CHALLENGE: For the data that follows, report how many lines contain the word "rincer", and nothing else.
>>>
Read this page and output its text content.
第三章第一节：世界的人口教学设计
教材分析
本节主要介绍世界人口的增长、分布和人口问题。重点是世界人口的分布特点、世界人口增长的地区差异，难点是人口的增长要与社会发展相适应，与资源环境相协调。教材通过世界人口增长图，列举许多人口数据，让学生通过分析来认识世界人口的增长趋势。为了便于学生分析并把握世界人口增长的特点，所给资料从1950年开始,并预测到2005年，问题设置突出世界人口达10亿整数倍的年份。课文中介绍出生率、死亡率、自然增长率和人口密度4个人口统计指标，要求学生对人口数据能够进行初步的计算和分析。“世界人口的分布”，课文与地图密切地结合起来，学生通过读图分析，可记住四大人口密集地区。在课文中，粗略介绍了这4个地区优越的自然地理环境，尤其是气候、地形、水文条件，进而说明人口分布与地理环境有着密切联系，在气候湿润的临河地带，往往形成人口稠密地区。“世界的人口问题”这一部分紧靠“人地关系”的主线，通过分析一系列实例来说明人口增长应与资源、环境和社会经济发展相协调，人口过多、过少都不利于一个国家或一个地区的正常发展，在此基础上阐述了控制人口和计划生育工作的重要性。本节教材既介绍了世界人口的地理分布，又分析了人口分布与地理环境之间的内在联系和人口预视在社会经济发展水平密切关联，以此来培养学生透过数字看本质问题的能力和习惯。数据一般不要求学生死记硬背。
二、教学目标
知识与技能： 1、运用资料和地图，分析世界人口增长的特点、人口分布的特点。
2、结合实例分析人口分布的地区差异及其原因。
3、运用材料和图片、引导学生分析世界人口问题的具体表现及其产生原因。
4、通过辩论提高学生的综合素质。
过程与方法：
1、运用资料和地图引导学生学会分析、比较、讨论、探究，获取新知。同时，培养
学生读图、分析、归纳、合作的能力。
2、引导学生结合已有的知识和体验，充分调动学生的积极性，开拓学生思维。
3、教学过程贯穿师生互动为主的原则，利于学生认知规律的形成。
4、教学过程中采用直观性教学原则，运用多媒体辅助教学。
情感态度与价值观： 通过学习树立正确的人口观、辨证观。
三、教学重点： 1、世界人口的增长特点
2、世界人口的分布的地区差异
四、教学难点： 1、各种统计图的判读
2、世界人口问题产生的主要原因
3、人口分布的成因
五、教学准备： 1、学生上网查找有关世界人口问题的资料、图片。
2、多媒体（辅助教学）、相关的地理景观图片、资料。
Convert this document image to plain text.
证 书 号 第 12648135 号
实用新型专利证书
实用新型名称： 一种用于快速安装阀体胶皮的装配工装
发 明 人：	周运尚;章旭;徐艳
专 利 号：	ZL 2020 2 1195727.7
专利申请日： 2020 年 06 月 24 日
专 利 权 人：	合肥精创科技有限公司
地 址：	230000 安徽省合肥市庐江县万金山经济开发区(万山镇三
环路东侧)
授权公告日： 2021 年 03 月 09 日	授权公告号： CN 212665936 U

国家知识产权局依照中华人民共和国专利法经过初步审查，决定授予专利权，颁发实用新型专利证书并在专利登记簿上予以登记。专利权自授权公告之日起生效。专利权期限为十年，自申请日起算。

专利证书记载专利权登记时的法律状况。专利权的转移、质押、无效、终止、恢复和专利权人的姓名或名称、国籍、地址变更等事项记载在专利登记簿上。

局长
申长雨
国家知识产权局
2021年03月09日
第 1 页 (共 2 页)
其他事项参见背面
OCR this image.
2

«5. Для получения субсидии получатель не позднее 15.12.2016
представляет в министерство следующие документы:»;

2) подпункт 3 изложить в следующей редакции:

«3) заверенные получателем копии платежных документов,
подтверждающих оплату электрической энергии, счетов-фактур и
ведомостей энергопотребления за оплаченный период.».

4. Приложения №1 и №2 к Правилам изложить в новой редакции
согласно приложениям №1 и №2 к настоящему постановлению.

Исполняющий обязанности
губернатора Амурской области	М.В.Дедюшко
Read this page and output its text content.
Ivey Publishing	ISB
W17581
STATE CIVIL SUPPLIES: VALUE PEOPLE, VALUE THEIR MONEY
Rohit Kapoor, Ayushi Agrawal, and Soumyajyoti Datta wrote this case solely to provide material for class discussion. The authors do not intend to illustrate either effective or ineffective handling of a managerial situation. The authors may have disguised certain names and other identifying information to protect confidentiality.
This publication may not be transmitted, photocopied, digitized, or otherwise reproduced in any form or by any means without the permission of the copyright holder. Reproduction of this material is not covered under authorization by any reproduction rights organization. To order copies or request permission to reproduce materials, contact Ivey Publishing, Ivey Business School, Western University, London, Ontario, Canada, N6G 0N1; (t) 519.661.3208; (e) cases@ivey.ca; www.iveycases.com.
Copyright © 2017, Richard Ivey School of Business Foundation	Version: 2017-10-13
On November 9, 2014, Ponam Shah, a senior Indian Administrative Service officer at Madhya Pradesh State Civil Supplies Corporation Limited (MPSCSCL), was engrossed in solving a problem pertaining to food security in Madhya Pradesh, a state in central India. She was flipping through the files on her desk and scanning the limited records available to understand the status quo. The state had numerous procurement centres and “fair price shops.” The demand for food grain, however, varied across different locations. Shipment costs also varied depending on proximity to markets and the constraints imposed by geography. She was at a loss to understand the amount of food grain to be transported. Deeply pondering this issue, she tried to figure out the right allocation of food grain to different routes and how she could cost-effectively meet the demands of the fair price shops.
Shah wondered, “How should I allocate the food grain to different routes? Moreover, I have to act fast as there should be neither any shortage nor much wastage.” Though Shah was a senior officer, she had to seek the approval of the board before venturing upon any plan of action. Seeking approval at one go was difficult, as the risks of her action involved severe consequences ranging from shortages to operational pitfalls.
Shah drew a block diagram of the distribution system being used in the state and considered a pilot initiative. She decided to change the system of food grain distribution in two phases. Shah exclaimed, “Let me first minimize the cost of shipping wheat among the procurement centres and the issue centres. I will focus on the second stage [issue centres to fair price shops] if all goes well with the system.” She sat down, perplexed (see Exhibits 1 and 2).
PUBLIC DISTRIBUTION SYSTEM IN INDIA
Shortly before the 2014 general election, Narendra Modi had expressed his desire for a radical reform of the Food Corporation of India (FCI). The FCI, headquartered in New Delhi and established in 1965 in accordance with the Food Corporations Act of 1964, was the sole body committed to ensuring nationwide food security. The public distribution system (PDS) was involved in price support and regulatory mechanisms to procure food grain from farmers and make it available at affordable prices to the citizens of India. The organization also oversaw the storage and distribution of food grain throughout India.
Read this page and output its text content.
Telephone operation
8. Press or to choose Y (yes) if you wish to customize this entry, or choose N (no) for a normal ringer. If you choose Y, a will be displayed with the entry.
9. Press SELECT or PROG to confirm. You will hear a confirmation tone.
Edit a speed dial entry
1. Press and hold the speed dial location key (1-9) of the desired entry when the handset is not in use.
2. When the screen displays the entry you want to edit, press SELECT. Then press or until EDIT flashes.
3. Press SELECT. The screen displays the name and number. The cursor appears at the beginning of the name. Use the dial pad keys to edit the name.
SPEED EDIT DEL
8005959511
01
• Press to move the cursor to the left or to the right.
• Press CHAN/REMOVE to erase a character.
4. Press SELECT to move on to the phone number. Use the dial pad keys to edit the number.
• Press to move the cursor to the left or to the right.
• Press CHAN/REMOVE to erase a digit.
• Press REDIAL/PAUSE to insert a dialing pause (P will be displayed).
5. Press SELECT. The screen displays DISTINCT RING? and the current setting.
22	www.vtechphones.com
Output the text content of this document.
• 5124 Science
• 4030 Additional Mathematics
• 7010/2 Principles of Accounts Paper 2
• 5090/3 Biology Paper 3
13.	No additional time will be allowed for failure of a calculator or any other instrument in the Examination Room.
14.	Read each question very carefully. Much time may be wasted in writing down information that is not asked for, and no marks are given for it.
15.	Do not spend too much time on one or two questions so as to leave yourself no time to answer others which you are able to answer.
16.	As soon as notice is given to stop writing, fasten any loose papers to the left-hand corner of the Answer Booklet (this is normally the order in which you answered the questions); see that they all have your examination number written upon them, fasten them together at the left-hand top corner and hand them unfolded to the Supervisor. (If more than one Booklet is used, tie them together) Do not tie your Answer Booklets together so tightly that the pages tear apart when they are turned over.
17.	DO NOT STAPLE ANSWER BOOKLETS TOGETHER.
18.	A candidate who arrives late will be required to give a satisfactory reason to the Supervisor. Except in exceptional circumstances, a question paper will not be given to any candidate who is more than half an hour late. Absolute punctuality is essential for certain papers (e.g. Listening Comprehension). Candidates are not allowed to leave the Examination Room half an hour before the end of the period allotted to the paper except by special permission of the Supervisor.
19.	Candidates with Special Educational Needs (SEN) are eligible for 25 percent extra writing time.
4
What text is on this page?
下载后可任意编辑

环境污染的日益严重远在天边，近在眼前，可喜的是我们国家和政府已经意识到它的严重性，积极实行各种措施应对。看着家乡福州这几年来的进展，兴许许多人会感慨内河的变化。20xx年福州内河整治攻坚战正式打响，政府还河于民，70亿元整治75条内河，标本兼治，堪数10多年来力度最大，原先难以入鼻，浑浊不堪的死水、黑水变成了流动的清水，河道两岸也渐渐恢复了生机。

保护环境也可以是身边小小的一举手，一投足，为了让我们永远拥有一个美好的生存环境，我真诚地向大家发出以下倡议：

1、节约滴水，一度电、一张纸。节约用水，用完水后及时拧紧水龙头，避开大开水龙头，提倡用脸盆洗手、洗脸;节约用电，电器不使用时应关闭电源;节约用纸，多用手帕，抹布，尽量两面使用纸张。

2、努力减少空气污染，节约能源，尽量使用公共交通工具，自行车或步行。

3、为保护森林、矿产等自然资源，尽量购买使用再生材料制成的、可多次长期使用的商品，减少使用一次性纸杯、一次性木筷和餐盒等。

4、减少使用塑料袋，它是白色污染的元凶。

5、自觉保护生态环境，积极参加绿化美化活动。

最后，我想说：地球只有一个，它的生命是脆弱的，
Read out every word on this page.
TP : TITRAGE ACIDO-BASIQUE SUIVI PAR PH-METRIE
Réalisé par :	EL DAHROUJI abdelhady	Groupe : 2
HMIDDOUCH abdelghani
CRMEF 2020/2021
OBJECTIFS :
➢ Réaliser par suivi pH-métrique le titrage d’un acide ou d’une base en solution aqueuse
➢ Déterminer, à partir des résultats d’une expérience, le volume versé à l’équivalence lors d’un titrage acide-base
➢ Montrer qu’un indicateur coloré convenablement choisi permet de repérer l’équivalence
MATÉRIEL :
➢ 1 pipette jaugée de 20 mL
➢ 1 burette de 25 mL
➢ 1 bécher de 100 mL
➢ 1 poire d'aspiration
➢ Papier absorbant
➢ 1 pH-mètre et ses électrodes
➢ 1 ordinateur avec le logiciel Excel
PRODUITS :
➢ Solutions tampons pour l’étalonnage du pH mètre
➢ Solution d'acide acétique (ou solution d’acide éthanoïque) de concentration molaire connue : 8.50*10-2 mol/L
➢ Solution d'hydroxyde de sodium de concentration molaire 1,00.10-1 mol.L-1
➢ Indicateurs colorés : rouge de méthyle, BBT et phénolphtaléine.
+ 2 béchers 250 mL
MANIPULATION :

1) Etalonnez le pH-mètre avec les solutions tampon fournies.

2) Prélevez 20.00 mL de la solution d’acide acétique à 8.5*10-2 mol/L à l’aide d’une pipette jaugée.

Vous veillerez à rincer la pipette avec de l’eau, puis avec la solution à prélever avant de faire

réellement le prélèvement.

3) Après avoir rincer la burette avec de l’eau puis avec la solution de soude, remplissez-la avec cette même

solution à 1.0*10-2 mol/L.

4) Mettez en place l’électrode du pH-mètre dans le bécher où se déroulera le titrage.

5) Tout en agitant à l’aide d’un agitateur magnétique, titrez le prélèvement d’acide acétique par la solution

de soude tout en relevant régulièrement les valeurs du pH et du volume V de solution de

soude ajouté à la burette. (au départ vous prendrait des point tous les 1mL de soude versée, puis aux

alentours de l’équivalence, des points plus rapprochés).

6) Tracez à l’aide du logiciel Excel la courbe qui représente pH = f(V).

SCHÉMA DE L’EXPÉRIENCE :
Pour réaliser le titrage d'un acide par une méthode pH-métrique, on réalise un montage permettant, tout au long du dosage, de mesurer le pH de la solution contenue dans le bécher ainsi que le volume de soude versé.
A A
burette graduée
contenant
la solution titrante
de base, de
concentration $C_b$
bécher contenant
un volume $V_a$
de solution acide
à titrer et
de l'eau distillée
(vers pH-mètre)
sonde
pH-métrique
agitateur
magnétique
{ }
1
<<<
OUTPUT OF THE EXERCISE: 2